## [Task objective]
Using the material below, copy every line where "develop" appears.

## [Given records]
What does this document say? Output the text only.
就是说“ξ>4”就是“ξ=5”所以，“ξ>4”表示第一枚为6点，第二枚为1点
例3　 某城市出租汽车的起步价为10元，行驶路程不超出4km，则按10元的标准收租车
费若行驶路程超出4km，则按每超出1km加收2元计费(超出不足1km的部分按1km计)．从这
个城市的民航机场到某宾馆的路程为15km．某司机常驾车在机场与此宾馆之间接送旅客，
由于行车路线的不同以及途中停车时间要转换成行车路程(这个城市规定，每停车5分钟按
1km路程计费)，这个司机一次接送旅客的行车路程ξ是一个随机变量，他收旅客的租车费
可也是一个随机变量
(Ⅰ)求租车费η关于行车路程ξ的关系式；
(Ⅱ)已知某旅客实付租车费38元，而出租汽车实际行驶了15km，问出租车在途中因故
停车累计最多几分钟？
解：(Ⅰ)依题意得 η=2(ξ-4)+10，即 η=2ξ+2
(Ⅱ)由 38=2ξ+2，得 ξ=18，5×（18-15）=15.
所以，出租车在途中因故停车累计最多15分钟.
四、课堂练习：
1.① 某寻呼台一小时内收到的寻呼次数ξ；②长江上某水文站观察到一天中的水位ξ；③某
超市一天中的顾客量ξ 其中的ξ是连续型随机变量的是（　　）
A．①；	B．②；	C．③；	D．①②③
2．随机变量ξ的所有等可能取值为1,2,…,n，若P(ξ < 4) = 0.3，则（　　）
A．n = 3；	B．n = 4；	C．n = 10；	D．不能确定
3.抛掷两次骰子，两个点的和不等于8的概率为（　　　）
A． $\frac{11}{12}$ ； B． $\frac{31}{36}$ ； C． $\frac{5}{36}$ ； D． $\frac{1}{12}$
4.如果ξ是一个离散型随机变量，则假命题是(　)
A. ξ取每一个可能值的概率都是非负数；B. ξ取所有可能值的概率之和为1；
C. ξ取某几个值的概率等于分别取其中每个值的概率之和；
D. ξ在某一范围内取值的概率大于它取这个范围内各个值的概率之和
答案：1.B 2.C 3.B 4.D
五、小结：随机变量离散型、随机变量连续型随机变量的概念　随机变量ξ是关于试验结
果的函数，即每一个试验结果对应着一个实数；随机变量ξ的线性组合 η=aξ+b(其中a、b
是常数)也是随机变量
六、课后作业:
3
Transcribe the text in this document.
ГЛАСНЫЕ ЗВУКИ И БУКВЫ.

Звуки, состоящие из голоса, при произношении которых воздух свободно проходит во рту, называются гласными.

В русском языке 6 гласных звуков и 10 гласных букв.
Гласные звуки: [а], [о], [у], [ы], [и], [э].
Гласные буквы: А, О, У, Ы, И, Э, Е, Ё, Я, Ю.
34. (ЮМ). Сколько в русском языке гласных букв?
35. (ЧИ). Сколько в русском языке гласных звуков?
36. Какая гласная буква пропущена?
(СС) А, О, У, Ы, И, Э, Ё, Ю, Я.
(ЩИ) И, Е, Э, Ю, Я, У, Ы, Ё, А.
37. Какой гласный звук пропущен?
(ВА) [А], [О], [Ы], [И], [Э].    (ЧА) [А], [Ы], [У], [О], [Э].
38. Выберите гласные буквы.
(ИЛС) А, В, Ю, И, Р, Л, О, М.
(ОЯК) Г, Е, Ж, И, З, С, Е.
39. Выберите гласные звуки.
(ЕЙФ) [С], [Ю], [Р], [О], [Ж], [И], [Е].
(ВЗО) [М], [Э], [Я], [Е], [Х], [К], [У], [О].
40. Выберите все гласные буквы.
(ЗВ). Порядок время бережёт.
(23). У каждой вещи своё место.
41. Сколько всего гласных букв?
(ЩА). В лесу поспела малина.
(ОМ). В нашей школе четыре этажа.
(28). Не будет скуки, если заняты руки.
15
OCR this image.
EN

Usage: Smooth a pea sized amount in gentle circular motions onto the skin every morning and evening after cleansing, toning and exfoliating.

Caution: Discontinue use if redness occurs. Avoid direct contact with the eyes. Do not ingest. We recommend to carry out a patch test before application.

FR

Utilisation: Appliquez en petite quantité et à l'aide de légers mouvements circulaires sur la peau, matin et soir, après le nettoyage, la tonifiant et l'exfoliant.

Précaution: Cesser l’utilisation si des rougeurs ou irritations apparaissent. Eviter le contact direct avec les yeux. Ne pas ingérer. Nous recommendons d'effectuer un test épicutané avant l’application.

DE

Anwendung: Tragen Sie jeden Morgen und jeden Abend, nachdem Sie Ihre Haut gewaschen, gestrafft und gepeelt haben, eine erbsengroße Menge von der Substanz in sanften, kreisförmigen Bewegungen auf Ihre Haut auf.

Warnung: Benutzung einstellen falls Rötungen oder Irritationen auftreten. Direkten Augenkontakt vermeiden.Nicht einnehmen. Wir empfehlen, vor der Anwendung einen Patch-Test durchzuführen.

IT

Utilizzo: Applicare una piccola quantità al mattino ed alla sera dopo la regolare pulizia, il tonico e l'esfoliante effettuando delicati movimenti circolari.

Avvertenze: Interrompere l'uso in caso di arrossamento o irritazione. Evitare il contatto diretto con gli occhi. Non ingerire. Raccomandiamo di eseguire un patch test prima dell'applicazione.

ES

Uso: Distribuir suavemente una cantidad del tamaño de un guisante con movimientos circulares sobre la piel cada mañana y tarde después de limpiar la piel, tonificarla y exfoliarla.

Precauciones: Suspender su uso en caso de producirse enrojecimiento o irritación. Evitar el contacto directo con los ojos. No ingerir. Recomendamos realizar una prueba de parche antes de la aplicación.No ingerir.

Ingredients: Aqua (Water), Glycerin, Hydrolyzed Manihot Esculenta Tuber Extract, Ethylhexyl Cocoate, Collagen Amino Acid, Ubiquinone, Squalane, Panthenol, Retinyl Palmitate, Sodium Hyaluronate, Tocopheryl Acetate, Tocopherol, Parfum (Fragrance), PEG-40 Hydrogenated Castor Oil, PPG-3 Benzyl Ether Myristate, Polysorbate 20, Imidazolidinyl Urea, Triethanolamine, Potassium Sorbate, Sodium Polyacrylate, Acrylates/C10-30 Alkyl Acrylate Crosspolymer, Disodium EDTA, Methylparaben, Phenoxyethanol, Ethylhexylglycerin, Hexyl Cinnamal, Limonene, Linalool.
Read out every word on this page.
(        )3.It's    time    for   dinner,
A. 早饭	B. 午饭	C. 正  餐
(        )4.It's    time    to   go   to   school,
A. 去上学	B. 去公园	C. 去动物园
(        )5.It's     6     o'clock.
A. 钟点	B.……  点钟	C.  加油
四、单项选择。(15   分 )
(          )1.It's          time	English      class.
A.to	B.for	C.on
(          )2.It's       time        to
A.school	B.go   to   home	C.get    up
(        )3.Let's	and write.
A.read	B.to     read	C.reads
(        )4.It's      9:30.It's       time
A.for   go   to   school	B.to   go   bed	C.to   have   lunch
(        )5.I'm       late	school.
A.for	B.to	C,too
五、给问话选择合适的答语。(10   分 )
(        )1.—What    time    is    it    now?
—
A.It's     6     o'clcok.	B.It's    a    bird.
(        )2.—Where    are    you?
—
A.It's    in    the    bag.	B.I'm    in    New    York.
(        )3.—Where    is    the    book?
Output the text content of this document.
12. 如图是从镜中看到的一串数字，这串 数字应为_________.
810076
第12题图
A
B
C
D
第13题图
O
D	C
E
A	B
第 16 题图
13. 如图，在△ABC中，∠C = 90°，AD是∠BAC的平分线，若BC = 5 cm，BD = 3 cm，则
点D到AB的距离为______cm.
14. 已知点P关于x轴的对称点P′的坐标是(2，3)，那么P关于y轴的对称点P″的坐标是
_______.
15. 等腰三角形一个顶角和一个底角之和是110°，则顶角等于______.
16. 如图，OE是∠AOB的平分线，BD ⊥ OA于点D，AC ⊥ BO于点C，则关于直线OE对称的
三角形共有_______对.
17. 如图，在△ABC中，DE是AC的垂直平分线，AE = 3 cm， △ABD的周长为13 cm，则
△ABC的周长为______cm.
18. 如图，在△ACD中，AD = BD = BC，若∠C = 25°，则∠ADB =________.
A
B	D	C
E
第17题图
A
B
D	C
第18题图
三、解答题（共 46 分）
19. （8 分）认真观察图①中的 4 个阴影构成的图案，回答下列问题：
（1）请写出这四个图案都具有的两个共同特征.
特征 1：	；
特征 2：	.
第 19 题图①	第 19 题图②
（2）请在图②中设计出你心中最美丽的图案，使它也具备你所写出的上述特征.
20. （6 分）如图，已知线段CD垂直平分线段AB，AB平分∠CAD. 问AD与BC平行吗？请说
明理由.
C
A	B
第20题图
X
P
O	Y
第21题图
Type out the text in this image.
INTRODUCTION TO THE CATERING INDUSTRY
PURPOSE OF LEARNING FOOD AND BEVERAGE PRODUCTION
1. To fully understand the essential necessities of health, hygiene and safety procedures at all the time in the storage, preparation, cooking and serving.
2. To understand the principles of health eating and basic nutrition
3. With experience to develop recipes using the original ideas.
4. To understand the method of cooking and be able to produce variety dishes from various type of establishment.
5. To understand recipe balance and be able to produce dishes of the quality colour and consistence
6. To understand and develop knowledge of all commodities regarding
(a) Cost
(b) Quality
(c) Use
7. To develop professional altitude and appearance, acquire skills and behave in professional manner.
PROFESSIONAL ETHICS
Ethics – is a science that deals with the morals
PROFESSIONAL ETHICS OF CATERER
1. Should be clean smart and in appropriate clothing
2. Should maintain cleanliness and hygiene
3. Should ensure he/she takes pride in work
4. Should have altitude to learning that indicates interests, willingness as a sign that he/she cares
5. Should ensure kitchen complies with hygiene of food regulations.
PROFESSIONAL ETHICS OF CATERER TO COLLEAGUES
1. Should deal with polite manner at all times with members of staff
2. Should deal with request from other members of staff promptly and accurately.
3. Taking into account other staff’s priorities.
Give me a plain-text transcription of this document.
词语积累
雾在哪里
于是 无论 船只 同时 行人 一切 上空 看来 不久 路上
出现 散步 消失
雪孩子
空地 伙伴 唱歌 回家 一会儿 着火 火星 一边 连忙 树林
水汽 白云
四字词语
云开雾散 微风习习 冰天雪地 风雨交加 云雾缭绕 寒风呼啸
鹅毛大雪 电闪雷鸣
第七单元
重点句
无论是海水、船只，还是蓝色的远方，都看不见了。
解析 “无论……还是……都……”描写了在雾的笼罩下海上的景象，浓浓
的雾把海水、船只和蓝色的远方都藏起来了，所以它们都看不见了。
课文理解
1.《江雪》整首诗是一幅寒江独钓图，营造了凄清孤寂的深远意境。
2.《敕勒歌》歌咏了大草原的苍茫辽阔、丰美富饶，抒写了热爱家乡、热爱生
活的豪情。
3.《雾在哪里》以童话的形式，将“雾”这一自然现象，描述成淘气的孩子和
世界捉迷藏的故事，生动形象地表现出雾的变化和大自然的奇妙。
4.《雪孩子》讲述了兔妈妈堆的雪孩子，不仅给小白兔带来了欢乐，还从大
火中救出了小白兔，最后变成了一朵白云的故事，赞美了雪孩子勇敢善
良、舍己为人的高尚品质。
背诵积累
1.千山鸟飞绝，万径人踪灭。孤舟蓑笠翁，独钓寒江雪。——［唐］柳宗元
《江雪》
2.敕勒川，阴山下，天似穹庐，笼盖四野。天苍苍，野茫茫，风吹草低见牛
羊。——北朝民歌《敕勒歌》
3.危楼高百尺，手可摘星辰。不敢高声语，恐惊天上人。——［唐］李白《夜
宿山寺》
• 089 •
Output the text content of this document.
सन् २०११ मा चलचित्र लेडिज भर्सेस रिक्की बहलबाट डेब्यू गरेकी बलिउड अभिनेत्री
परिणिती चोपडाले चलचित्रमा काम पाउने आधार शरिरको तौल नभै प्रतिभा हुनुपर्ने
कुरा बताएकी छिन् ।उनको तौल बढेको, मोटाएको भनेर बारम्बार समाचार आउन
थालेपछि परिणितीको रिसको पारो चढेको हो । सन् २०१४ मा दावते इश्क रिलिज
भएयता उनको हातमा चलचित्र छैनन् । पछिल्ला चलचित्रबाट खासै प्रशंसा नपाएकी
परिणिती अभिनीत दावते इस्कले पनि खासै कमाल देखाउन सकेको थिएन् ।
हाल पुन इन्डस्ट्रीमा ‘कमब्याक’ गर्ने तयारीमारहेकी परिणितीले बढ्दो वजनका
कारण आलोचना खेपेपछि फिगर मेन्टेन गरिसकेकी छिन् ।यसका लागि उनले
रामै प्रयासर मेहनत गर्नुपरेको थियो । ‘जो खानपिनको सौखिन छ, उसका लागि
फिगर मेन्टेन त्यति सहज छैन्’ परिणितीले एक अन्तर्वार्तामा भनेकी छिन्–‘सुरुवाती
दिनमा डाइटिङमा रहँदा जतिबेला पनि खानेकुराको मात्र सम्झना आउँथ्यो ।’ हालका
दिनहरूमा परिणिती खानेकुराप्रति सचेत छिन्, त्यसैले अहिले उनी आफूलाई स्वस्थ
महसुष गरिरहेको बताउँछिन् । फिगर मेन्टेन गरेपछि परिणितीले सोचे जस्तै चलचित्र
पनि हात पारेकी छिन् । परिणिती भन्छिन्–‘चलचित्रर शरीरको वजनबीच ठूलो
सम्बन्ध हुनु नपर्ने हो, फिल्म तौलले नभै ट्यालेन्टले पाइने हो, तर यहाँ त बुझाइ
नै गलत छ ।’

## [Written solution]
3. With experience to develop recipes using the original ideas.
6. To understand and develop knowledge of all commodities regarding
7. To develop professional altitude and appearance, acquire skills and behave in professional manner.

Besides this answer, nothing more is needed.